>>>

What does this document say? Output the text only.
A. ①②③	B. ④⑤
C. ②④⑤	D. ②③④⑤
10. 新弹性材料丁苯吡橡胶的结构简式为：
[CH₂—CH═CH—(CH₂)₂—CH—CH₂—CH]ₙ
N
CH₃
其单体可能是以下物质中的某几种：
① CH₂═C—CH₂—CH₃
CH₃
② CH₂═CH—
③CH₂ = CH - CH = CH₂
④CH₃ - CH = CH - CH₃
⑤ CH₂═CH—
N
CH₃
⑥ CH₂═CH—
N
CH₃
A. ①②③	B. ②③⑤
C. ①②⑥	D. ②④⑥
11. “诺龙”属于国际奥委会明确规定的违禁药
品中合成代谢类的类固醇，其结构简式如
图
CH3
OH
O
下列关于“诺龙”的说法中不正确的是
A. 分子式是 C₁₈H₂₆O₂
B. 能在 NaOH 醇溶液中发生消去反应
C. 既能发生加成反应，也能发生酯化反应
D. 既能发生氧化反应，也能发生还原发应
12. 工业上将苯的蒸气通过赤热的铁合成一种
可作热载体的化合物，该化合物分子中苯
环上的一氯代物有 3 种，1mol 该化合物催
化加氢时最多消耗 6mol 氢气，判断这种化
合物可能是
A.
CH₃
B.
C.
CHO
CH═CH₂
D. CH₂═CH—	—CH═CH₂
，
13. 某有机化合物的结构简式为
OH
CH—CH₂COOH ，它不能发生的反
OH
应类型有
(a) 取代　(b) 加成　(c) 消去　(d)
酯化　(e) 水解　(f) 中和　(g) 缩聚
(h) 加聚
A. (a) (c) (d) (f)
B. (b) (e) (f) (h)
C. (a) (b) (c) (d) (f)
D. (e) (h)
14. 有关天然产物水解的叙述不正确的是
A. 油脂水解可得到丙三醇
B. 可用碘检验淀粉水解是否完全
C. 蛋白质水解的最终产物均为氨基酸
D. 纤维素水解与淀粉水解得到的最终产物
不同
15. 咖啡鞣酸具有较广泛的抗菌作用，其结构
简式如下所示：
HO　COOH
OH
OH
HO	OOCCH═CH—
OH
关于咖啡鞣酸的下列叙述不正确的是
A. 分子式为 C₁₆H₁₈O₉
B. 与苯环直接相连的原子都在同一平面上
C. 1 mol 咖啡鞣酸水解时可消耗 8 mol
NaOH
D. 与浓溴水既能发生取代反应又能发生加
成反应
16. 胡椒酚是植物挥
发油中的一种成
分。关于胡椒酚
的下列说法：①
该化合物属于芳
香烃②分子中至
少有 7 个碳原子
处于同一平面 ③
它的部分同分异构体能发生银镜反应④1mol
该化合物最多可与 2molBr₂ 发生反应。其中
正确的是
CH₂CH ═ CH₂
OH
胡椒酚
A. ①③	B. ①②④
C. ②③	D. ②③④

<<<
>>>

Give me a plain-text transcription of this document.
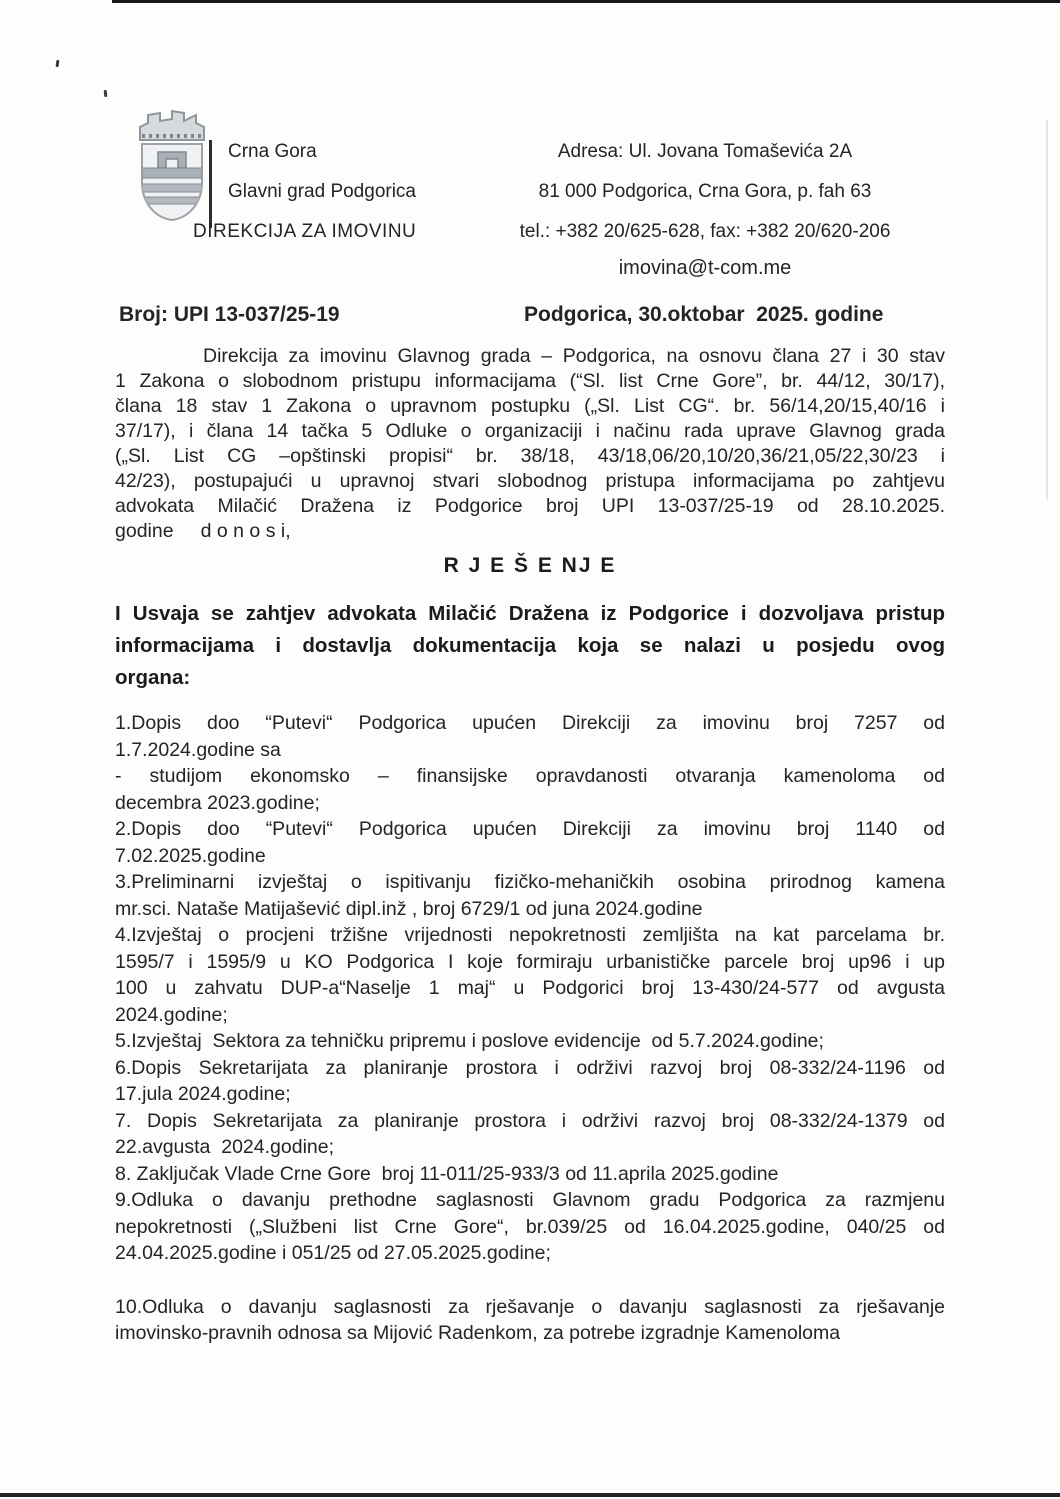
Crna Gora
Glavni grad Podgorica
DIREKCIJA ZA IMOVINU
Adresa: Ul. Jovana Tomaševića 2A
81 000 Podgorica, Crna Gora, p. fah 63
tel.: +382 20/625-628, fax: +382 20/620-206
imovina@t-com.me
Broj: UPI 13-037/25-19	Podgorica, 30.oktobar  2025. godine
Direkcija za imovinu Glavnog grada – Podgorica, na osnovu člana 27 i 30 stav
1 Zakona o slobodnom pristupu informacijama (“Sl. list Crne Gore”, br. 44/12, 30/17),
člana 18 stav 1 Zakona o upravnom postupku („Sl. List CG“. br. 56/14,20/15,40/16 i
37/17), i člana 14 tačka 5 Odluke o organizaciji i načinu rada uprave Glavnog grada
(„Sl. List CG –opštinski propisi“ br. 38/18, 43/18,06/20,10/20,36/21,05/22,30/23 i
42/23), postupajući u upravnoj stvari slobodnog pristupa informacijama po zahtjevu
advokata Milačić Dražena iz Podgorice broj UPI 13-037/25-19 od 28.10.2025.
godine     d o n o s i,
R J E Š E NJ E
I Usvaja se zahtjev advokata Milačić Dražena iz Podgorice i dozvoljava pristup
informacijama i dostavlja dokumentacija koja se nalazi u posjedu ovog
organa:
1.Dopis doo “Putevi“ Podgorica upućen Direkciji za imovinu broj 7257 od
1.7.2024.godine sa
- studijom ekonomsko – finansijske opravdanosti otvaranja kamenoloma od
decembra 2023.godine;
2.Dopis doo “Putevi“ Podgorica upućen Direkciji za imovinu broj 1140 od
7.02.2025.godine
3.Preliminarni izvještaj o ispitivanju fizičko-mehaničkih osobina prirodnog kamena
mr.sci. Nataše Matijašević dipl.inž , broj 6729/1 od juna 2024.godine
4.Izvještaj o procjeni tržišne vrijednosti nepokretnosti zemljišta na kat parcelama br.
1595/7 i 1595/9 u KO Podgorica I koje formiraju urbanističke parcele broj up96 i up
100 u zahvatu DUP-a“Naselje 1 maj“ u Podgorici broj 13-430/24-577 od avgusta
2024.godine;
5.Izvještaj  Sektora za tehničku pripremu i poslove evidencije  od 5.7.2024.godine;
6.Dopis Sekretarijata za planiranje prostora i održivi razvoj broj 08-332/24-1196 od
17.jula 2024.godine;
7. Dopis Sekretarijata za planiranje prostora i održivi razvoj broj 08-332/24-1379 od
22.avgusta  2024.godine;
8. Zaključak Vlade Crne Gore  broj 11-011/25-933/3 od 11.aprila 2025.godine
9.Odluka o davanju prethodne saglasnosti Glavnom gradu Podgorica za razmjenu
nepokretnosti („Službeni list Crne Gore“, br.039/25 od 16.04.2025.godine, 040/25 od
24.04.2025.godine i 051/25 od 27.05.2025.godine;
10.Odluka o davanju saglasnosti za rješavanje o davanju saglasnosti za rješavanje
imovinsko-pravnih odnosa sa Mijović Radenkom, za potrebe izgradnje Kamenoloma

<<<

* What is asked *
Check each line of the records above for the word "Gora", then give the number of lines that have it, with no other words.

* Answer below *
2